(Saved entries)
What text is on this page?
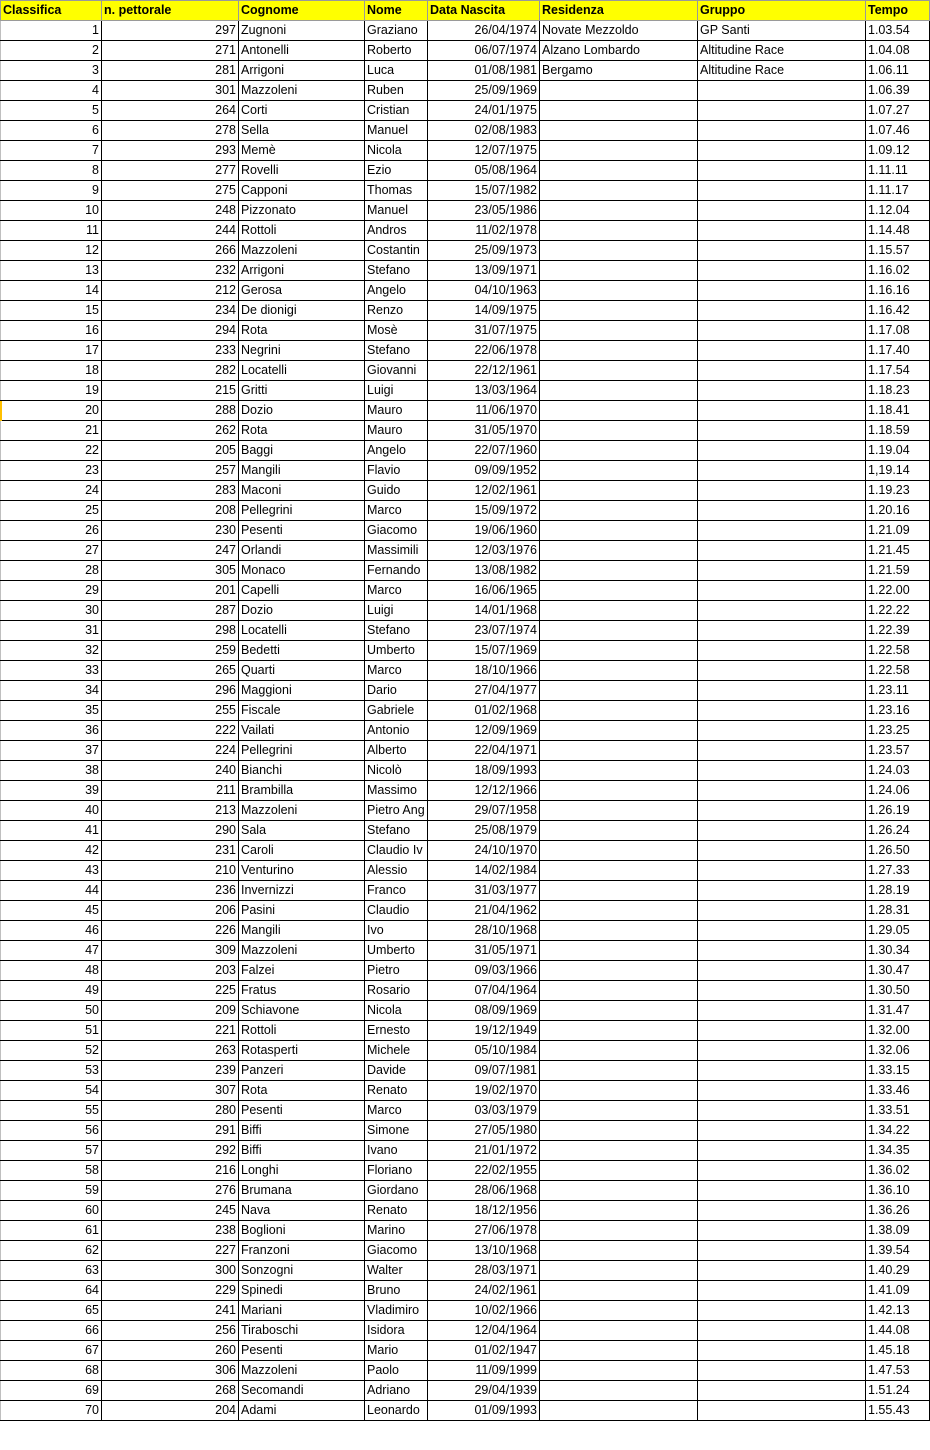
Classifica	n. pettorale	Cognome	Nome	Data Nascita	Residenza	Gruppo	Tempo
1	297	Zugnoni	Graziano	26/04/1974	Novate Mezzoldo	GP Santi	1.03.54
2	271	Antonelli	Roberto	06/07/1974	Alzano Lombardo	Altitudine Race	1.04.08
3	281	Arrigoni	Luca	01/08/1981	Bergamo	Altitudine Race	1.06.11
4	301	Mazzoleni	Ruben	25/09/1969			1.06.39
5	264	Corti	Cristian	24/01/1975			1.07.27
6	278	Sella	Manuel	02/08/1983			1.07.46
7	293	Memè	Nicola	12/07/1975			1.09.12
8	277	Rovelli	Ezio	05/08/1964			1.11.11
9	275	Capponi	Thomas	15/07/1982			1.11.17
10	248	Pizzonato	Manuel	23/05/1986			1.12.04
11	244	Rottoli	Andros	11/02/1978			1.14.48
12	266	Mazzoleni	Costantin	25/09/1973			1.15.57
13	232	Arrigoni	Stefano	13/09/1971			1.16.02
14	212	Gerosa	Angelo	04/10/1963			1.16.16
15	234	De dionigi	Renzo	14/09/1975			1.16.42
16	294	Rota	Mosè	31/07/1975			1.17.08
17	233	Negrini	Stefano	22/06/1978			1.17.40
18	282	Locatelli	Giovanni	22/12/1961			1.17.54
19	215	Gritti	Luigi	13/03/1964			1.18.23
20	288	Dozio	Mauro	11/06/1970			1.18.41
21	262	Rota	Mauro	31/05/1970			1.18.59
22	205	Baggi	Angelo	22/07/1960			1.19.04
23	257	Mangili	Flavio	09/09/1952			1,19.14
24	283	Maconi	Guido	12/02/1961			1.19.23
25	208	Pellegrini	Marco	15/09/1972			1.20.16
26	230	Pesenti	Giacomo	19/06/1960			1.21.09
27	247	Orlandi	Massimili	12/03/1976			1.21.45
28	305	Monaco	Fernando	13/08/1982			1.21.59
29	201	Capelli	Marco	16/06/1965			1.22.00
30	287	Dozio	Luigi	14/01/1968			1.22.22
31	298	Locatelli	Stefano	23/07/1974			1.22.39
32	259	Bedetti	Umberto	15/07/1969			1.22.58
33	265	Quarti	Marco	18/10/1966			1.22.58
34	296	Maggioni	Dario	27/04/1977			1.23.11
35	255	Fiscale	Gabriele	01/02/1968			1.23.16
36	222	Vailati	Antonio	12/09/1969			1.23.25
37	224	Pellegrini	Alberto	22/04/1971			1.23.57
38	240	Bianchi	Nicolò	18/09/1993			1.24.03
39	211	Brambilla	Massimo	12/12/1966			1.24.06
40	213	Mazzoleni	Pietro Ang	29/07/1958			1.26.19
41	290	Sala	Stefano	25/08/1979			1.26.24
42	231	Caroli	Claudio Iv	24/10/1970			1.26.50
43	210	Venturino	Alessio	14/02/1984			1.27.33
44	236	Invernizzi	Franco	31/03/1977			1.28.19
45	206	Pasini	Claudio	21/04/1962			1.28.31
46	226	Mangili	Ivo	28/10/1968			1.29.05
47	309	Mazzoleni	Umberto	31/05/1971			1.30.34
48	203	Falzei	Pietro	09/03/1966			1.30.47
49	225	Fratus	Rosario	07/04/1964			1.30.50
50	209	Schiavone	Nicola	08/09/1969			1.31.47
51	221	Rottoli	Ernesto	19/12/1949			1.32.00
52	263	Rotasperti	Michele	05/10/1984			1.32.06
53	239	Panzeri	Davide	09/07/1981			1.33.15
54	307	Rota	Renato	19/02/1970			1.33.46
55	280	Pesenti	Marco	03/03/1979			1.33.51
56	291	Biffi	Simone	27/05/1980			1.34.22
57	292	Biffi	Ivano	21/01/1972			1.34.35
58	216	Longhi	Floriano	22/02/1955			1.36.02
59	276	Brumana	Giordano	28/06/1968			1.36.10
60	245	Nava	Renato	18/12/1956			1.36.26
61	238	Boglioni	Marino	27/06/1978			1.38.09
62	227	Franzoni	Giacomo	13/10/1968			1.39.54
63	300	Sonzogni	Walter	28/03/1971			1.40.29
64	229	Spinedi	Bruno	24/02/1961			1.41.09
65	241	Mariani	Vladimiro	10/02/1966			1.42.13
66	256	Tiraboschi	Isidora	12/04/1964			1.44.08
67	260	Pesenti	Mario	01/02/1947			1.45.18
68	306	Mazzoleni	Paolo	11/09/1999			1.47.53
69	268	Secomandi	Adriano	29/04/1939			1.51.24
70	204	Adami	Leonardo	01/09/1993			1.55.43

Work instructions: List all lines above in which the string "Nicola" appears.

Correct response:
7	293	Memè	Nicola	12/07/1975			1.09.12
50	209	Schiavone	Nicola	08/09/1969			1.31.47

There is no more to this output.